■ DIRECTIVE ■
Gather from the material every line that contains the string "trade".

....

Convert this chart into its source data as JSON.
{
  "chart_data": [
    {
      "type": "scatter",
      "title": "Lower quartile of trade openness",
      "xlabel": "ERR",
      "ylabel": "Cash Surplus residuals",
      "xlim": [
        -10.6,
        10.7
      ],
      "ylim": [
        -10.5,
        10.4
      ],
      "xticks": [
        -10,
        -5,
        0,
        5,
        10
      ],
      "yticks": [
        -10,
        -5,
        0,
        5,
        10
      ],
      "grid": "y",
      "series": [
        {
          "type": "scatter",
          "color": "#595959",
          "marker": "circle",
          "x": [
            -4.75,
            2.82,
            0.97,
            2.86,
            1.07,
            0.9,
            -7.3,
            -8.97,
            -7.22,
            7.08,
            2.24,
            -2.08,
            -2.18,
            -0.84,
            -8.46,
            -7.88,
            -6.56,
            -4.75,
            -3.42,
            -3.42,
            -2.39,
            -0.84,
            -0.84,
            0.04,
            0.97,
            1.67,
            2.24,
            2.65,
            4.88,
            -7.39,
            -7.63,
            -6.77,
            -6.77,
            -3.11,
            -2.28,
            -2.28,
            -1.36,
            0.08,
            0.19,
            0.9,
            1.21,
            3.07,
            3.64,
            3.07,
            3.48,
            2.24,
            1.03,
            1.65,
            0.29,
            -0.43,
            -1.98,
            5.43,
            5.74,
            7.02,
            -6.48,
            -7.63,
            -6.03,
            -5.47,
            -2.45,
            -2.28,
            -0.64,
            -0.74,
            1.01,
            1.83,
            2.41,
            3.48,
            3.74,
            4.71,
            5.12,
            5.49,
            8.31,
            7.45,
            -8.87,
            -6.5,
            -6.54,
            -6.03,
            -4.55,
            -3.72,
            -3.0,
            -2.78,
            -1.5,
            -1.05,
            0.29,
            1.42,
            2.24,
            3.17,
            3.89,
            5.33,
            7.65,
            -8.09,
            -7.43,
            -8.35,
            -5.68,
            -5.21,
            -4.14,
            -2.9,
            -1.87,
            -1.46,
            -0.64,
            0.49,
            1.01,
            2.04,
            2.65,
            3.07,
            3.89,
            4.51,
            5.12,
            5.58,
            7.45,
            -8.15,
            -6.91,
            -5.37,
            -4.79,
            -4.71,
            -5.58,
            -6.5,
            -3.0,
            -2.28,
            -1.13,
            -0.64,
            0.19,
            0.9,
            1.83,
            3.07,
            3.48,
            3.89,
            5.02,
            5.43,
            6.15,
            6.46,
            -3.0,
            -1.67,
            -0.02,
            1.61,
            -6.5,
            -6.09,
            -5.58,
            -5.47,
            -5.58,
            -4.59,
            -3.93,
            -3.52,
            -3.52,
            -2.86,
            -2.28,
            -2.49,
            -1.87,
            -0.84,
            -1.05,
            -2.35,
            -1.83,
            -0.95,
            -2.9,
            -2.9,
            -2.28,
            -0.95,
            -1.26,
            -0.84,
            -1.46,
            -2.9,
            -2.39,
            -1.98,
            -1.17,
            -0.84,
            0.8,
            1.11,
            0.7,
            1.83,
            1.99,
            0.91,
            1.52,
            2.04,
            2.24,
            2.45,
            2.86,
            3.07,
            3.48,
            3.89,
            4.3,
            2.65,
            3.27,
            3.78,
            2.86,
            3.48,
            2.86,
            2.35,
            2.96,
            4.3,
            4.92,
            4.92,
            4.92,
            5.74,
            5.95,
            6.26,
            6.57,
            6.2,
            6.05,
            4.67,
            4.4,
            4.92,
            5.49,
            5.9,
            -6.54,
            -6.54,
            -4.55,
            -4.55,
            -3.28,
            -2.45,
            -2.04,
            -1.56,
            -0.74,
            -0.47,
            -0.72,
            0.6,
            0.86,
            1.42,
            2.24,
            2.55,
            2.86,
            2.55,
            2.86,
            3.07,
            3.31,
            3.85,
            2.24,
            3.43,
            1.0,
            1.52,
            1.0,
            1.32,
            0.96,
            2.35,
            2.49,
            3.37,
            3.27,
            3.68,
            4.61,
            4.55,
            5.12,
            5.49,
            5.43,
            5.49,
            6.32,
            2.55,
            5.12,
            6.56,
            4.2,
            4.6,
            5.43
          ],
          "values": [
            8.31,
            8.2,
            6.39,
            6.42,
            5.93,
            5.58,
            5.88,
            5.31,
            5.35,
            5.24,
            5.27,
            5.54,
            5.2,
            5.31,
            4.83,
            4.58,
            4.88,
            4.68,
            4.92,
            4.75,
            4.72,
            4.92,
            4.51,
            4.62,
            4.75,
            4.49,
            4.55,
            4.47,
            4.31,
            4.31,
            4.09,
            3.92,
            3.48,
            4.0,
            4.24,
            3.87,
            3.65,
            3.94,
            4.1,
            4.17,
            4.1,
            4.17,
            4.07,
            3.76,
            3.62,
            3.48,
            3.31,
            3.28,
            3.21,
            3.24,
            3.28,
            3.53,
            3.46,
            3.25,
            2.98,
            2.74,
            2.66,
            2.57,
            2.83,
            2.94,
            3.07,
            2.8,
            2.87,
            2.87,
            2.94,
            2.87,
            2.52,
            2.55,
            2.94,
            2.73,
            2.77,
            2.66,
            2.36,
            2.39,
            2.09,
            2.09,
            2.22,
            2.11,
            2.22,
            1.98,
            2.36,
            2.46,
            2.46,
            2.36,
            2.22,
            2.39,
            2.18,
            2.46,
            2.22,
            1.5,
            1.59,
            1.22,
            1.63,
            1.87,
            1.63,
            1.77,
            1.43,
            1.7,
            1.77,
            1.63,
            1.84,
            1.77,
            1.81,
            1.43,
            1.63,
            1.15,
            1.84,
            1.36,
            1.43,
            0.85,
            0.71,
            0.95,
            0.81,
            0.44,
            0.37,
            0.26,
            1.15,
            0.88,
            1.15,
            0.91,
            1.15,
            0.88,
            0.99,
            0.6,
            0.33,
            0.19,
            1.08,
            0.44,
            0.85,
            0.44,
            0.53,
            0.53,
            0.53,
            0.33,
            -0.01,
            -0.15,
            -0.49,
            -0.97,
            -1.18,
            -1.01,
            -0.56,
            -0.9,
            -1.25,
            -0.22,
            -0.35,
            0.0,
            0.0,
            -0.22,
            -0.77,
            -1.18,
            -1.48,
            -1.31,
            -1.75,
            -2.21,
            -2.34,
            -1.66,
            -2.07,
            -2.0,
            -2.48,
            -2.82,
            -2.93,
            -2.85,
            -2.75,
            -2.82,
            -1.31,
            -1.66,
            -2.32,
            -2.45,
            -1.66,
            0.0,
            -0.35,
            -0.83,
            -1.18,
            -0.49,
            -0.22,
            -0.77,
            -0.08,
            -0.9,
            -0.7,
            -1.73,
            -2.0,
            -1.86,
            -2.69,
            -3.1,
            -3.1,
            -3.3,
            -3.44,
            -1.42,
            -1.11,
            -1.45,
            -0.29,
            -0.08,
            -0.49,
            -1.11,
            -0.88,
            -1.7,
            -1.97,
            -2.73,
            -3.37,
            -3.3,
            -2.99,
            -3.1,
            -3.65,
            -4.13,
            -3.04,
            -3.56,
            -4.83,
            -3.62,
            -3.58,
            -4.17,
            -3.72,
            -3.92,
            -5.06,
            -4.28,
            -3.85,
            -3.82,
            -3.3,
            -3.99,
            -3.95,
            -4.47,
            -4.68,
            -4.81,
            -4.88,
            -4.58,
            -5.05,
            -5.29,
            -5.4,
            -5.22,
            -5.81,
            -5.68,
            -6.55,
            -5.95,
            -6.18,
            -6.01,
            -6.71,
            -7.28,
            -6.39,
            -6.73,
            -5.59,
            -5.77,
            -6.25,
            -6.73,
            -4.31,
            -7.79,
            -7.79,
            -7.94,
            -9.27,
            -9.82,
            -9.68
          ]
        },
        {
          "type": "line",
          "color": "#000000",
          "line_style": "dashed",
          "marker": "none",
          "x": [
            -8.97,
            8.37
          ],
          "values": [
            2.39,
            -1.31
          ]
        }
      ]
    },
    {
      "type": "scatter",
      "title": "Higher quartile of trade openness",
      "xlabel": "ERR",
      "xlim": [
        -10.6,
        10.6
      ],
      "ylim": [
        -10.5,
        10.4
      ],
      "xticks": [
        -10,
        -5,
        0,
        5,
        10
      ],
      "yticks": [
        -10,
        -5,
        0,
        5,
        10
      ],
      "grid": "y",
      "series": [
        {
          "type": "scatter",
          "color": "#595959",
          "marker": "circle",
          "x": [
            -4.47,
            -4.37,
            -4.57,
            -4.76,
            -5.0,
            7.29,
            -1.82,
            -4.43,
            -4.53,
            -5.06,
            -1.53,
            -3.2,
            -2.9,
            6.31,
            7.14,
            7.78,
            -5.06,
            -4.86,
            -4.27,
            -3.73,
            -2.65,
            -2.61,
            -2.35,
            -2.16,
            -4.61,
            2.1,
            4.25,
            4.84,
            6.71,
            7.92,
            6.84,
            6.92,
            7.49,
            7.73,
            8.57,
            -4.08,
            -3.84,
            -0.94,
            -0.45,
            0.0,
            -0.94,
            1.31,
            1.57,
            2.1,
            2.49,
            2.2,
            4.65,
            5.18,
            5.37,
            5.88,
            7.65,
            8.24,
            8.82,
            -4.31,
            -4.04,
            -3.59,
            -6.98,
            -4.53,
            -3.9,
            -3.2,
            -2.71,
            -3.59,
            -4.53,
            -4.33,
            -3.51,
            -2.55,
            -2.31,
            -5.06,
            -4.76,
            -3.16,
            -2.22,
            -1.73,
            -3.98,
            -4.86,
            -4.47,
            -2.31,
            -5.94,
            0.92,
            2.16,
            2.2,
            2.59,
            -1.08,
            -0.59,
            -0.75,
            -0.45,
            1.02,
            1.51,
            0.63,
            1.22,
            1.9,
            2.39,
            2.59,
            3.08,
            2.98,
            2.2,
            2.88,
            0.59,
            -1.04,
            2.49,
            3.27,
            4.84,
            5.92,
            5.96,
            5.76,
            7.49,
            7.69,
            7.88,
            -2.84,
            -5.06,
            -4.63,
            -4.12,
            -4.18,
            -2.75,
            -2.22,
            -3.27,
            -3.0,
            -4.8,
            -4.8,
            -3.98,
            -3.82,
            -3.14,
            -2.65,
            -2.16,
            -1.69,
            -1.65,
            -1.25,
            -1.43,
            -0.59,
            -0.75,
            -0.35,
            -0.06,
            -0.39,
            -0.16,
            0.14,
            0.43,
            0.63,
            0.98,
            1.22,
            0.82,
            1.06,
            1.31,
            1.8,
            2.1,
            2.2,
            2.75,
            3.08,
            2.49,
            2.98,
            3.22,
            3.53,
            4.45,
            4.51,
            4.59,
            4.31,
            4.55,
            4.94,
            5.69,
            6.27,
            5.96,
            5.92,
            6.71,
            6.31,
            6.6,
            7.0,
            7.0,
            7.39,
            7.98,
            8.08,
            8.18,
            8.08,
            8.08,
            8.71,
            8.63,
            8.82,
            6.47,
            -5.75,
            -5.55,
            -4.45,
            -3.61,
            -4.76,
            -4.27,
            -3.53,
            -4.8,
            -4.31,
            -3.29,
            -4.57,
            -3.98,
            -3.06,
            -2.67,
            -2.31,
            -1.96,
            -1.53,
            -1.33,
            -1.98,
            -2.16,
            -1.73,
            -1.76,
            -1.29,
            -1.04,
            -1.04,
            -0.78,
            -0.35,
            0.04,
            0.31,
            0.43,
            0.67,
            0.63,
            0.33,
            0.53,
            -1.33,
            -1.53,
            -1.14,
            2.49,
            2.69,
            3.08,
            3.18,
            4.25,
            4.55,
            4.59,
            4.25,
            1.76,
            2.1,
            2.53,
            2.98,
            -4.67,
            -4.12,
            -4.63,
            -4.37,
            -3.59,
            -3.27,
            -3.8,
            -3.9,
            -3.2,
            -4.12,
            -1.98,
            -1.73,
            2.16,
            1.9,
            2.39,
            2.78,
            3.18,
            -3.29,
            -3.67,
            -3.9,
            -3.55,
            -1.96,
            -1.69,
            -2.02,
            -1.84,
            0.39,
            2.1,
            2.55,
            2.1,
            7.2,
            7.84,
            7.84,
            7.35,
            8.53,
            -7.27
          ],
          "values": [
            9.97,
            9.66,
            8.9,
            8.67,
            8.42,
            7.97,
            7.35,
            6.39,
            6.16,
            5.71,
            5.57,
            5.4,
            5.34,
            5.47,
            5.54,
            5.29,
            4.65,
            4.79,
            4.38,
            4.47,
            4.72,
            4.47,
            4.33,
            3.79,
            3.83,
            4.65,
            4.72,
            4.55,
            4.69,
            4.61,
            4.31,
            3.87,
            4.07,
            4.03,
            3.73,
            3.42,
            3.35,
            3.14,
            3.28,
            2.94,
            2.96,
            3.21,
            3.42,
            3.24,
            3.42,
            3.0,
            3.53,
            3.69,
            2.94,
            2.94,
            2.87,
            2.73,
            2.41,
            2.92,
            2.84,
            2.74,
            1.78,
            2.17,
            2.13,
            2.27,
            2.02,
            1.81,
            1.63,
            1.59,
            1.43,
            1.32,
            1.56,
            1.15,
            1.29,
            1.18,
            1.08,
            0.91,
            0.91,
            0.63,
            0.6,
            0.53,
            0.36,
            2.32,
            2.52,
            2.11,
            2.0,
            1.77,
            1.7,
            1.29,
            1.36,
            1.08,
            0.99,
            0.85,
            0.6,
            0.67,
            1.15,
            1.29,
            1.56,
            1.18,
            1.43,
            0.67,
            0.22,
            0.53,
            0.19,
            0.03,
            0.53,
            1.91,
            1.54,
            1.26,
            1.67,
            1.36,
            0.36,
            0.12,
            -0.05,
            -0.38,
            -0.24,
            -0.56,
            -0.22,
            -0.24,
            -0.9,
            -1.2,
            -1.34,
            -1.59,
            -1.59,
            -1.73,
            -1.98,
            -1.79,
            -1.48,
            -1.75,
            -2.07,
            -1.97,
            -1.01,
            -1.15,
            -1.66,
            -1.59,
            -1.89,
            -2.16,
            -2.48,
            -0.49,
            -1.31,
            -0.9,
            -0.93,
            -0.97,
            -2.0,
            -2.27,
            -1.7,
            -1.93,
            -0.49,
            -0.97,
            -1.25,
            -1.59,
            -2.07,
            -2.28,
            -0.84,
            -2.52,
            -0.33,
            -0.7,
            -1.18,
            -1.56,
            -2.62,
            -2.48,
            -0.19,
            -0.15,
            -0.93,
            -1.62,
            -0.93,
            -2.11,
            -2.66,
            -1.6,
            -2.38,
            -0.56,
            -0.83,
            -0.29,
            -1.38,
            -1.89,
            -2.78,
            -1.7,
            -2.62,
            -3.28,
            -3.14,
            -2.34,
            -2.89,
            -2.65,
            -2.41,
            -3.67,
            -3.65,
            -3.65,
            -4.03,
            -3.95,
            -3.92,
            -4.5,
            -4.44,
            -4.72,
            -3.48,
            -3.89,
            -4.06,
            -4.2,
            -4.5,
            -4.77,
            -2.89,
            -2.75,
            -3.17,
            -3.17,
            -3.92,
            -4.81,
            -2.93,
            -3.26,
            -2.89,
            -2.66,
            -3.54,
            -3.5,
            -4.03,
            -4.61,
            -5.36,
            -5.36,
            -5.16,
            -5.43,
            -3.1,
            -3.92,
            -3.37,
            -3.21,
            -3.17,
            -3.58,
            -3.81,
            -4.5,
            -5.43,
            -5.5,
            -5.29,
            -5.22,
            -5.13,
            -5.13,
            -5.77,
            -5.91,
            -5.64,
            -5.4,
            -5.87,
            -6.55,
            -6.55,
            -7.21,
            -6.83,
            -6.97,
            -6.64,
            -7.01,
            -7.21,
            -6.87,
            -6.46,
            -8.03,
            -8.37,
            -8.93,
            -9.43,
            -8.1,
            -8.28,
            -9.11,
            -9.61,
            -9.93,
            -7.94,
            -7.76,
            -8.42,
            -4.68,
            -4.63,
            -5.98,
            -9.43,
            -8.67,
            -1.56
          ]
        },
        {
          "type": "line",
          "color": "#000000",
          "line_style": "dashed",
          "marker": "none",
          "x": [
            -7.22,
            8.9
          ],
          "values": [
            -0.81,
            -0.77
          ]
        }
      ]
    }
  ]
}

....

■ OUTPUT FOR THIS EXERCISE ■
      "title": "Lower quartile of trade openness",
      "title": "Higher quartile of trade openness",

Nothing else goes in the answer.